■ YOUR GOAL: Your answer should be one number: how many lines of the data include the string "this"?

(Stored records)
::::::

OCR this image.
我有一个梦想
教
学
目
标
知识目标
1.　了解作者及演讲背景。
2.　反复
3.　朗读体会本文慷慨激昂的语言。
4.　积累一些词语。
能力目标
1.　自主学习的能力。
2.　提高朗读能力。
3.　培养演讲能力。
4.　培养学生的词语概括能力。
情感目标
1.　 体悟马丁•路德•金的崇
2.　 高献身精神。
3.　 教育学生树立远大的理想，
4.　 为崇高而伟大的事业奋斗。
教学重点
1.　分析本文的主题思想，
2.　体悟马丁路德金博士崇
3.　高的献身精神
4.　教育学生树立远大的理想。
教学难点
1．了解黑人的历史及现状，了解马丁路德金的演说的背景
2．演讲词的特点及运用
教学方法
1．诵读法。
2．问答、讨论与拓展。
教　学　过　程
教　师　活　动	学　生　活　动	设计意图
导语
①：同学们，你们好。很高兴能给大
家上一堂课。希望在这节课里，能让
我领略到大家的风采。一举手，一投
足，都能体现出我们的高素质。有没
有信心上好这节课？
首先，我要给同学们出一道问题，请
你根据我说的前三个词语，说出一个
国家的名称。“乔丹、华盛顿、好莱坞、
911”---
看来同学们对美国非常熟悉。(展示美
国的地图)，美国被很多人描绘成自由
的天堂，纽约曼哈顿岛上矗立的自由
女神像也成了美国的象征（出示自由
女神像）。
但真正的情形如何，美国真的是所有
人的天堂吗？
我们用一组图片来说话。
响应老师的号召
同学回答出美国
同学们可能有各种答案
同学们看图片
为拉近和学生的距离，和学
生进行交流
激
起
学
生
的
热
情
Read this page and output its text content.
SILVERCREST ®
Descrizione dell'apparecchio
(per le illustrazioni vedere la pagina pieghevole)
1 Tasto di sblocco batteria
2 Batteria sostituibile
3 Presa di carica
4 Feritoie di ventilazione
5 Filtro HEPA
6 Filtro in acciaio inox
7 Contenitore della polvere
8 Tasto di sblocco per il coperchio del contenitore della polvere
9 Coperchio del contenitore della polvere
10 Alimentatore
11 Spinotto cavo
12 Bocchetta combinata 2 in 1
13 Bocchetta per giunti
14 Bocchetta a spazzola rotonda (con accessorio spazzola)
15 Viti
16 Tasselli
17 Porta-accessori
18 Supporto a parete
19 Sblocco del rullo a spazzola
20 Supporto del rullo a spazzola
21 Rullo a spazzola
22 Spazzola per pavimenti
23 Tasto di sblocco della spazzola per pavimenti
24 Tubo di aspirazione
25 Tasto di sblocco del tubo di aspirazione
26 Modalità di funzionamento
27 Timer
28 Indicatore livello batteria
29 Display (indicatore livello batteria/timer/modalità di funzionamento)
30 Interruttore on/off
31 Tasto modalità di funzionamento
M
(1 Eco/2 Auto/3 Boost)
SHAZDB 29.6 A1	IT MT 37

::::::

■ OUTPUT BELOW: 2